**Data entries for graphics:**
# # # # # # #

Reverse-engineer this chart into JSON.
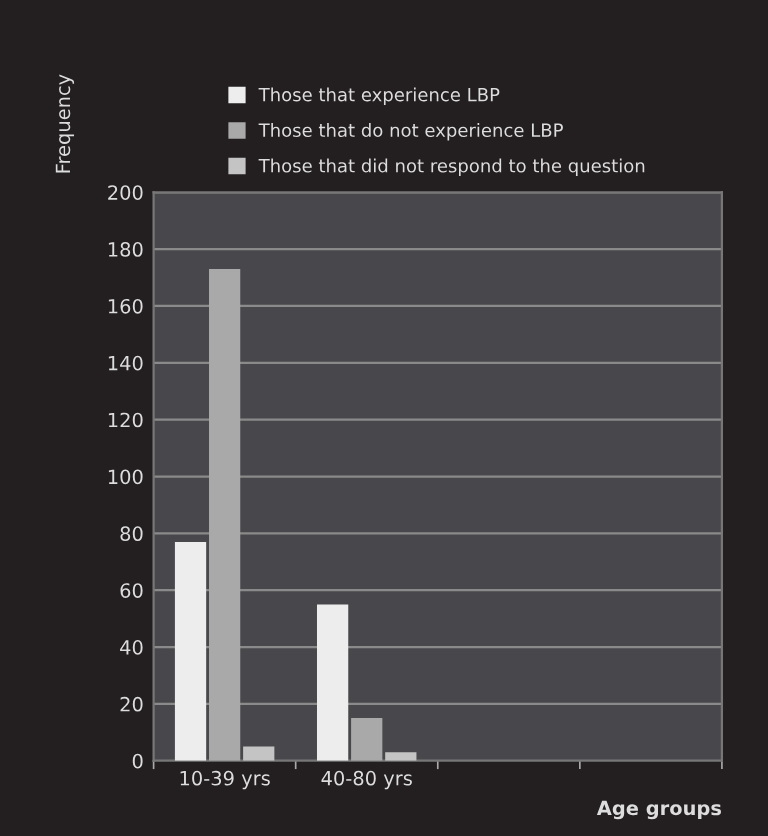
{
  "chart_data": {
    "type": "bar",
    "ylabel": "Frequency",
    "xlabel": "Age groups",
    "categories": [
      "10-39 yrs",
      "40-80 yrs",
      null,
      null
    ],
    "series": [
      {
        "name": "Those that experience LBP",
        "color": "#ededed",
        "values": [
          77,
          55,
          null,
          null
        ]
      },
      {
        "name": "Those that do not experience LBP",
        "color": "#a9a9a9",
        "values": [
          173,
          15,
          null,
          null
        ]
      },
      {
        "name": "Those that did not respond to the question",
        "color": "#c4c4c4",
        "values": [
          5,
          3,
          null,
          null
        ]
      }
    ],
    "ylim": [
      0,
      200
    ],
    "yticks": [
      0,
      20,
      40,
      60,
      80,
      100,
      120,
      140,
      160,
      180,
      200
    ],
    "grid": "y",
    "legend": "top"
  }
}
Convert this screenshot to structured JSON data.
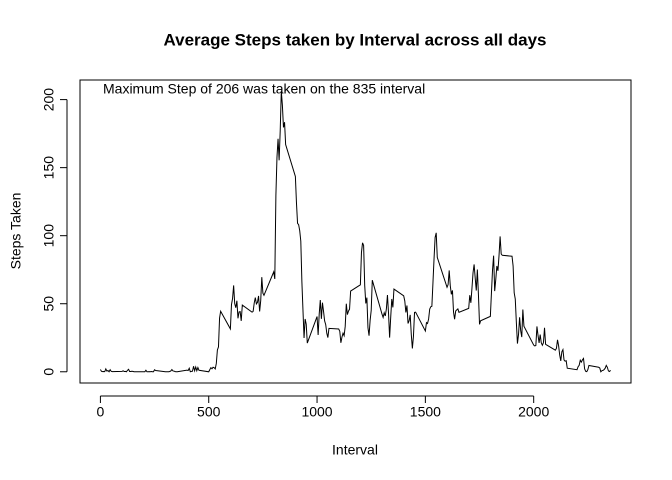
{
  "chart_data": {
    "type": "line",
    "title": "Average Steps taken by Interval across all days",
    "xlabel": "Interval",
    "ylabel": "Steps Taken",
    "annotation": "Maximum Step of 206 was taken on the 835 interval",
    "color": "#000000",
    "xlim": [
      -94.2,
      2449.2
    ],
    "ylim": [
      -8.25,
      214.4
    ],
    "xticks": [
      0,
      500,
      1000,
      1500,
      2000
    ],
    "yticks": [
      0,
      50,
      100,
      150,
      200
    ],
    "x": [
      0,
      5,
      10,
      15,
      20,
      25,
      30,
      35,
      40,
      45,
      50,
      55,
      100,
      105,
      110,
      115,
      120,
      125,
      130,
      135,
      140,
      145,
      150,
      155,
      200,
      205,
      210,
      215,
      220,
      225,
      230,
      235,
      240,
      245,
      250,
      255,
      300,
      305,
      310,
      315,
      320,
      325,
      330,
      335,
      340,
      345,
      350,
      355,
      400,
      405,
      410,
      415,
      420,
      425,
      430,
      435,
      440,
      445,
      450,
      455,
      500,
      505,
      510,
      515,
      520,
      525,
      530,
      535,
      540,
      545,
      550,
      555,
      600,
      605,
      610,
      615,
      620,
      625,
      630,
      635,
      640,
      645,
      650,
      655,
      700,
      705,
      710,
      715,
      720,
      725,
      730,
      735,
      740,
      745,
      750,
      755,
      800,
      805,
      810,
      815,
      820,
      825,
      830,
      835,
      840,
      845,
      850,
      855,
      900,
      905,
      910,
      915,
      920,
      925,
      930,
      935,
      940,
      945,
      950,
      955,
      1000,
      1005,
      1010,
      1015,
      1020,
      1025,
      1030,
      1035,
      1040,
      1045,
      1050,
      1055,
      1100,
      1105,
      1110,
      1115,
      1120,
      1125,
      1130,
      1135,
      1140,
      1145,
      1150,
      1155,
      1200,
      1205,
      1210,
      1215,
      1220,
      1225,
      1230,
      1235,
      1240,
      1245,
      1250,
      1255,
      1300,
      1305,
      1310,
      1315,
      1320,
      1325,
      1330,
      1335,
      1340,
      1345,
      1350,
      1355,
      1400,
      1405,
      1410,
      1415,
      1420,
      1425,
      1430,
      1435,
      1440,
      1445,
      1450,
      1455,
      1500,
      1505,
      1510,
      1515,
      1520,
      1525,
      1530,
      1535,
      1540,
      1545,
      1550,
      1555,
      1600,
      1605,
      1610,
      1615,
      1620,
      1625,
      1630,
      1635,
      1640,
      1645,
      1650,
      1655,
      1700,
      1705,
      1710,
      1715,
      1720,
      1725,
      1730,
      1735,
      1740,
      1745,
      1750,
      1755,
      1800,
      1805,
      1810,
      1815,
      1820,
      1825,
      1830,
      1835,
      1840,
      1845,
      1850,
      1855,
      1900,
      1905,
      1910,
      1915,
      1920,
      1925,
      1930,
      1935,
      1940,
      1945,
      1950,
      1955,
      2000,
      2005,
      2010,
      2015,
      2020,
      2025,
      2030,
      2035,
      2040,
      2045,
      2050,
      2055,
      2100,
      2105,
      2110,
      2115,
      2120,
      2125,
      2130,
      2135,
      2140,
      2145,
      2150,
      2155,
      2200,
      2205,
      2210,
      2215,
      2220,
      2225,
      2230,
      2235,
      2240,
      2245,
      2250,
      2255,
      2300,
      2305,
      2310,
      2315,
      2320,
      2325,
      2330,
      2335,
      2340,
      2345,
      2350,
      2355
    ],
    "values": [
      1.7,
      0.3,
      0.1,
      0.2,
      0.1,
      2.1,
      0.5,
      0.9,
      0,
      1.5,
      0.3,
      0.1,
      0.3,
      0.7,
      0.2,
      0.3,
      0,
      1.1,
      1.8,
      0.2,
      0.2,
      0.4,
      0.3,
      0,
      0,
      0,
      1.1,
      0,
      0,
      0.1,
      0,
      0.2,
      0,
      0,
      1.5,
      0.9,
      0,
      0,
      0,
      0,
      0.2,
      0.6,
      1.6,
      0.6,
      0.5,
      0.1,
      0,
      0,
      1.2,
      0.9,
      2.6,
      0,
      0.3,
      0.4,
      4.1,
      0.7,
      3.5,
      0.8,
      3.1,
      1.1,
      0,
      1.6,
      3,
      2.2,
      3.3,
      3,
      2.1,
      6.1,
      16,
      18.3,
      39.5,
      44.5,
      31.5,
      49.3,
      53.8,
      63.5,
      50,
      47.1,
      52.2,
      39.3,
      44,
      44.2,
      37.4,
      49,
      43.8,
      44.4,
      50.5,
      54.5,
      49.9,
      51,
      55.7,
      44.3,
      52.3,
      69.5,
      57.8,
      56.2,
      73.4,
      68.2,
      129.4,
      157.5,
      171.2,
      155.4,
      177.3,
      206.2,
      195.9,
      179.6,
      183.4,
      167,
      143.5,
      124,
      109.1,
      108.1,
      103.7,
      96,
      66.2,
      45.2,
      24.8,
      38.8,
      35,
      21.1,
      40.6,
      27,
      42.4,
      52.7,
      38.9,
      50.8,
      44.3,
      37.4,
      34.7,
      28.3,
      25.1,
      31.9,
      31.4,
      29.7,
      21.3,
      25.5,
      28.4,
      26.5,
      33.4,
      50,
      42,
      44.6,
      46,
      59.3,
      63.9,
      87.7,
      94.8,
      92.8,
      63.4,
      50.2,
      54.5,
      32.4,
      26.5,
      37.7,
      45.1,
      67.3,
      42.3,
      39.9,
      43.3,
      41,
      46.2,
      56.4,
      42.8,
      25.1,
      40,
      53.5,
      47.3,
      60.8,
      55.8,
      52,
      43.6,
      48.7,
      35.5,
      37.5,
      41.8,
      27.5,
      17.1,
      26.1,
      43.6,
      43.8,
      30,
      36.1,
      35.5,
      38.8,
      46,
      47.8,
      48.1,
      65.3,
      82.9,
      98.7,
      102.1,
      84,
      62.1,
      64.1,
      74.5,
      63.2,
      56.9,
      59.8,
      43.9,
      38.6,
      44.7,
      45.5,
      46.2,
      43.7,
      46.6,
      56.3,
      50.7,
      61.2,
      72.7,
      78.9,
      68.9,
      59.7,
      75.1,
      56.5,
      34.8,
      37.5,
      40.7,
      58,
      74.7,
      85.3,
      59.3,
      67.8,
      77.7,
      74.2,
      85.3,
      99.5,
      86.6,
      85.6,
      84.9,
      77.8,
      58,
      53.4,
      36.3,
      20.7,
      27.4,
      40,
      30.2,
      25.5,
      45.7,
      33.5,
      19.6,
      19,
      19.3,
      33.3,
      26.8,
      21.2,
      27.3,
      21.3,
      19.5,
      21.3,
      32.3,
      20.2,
      15.9,
      17.2,
      23.5,
      19.2,
      12.5,
      8,
      14.7,
      16.3,
      8.7,
      7.8,
      8.1,
      2.6,
      1.5,
      3.7,
      4.8,
      8.5,
      7.1,
      8.7,
      9.8,
      2.2,
      0.3,
      0.1,
      1.6,
      4.6,
      3.3,
      2.8,
      0,
      0.8,
      1,
      1.6,
      2.6,
      4.7,
      3.3,
      0.6,
      0.2,
      1.1
    ]
  }
}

# # # # # # #

**Goal:**
From the records above, pull out every line containing the word "Those".

**Result below:**
        "name": "Those that experience LBP",
        "name": "Those that do not experience LBP",
        "name": "Those that did not respond to the question",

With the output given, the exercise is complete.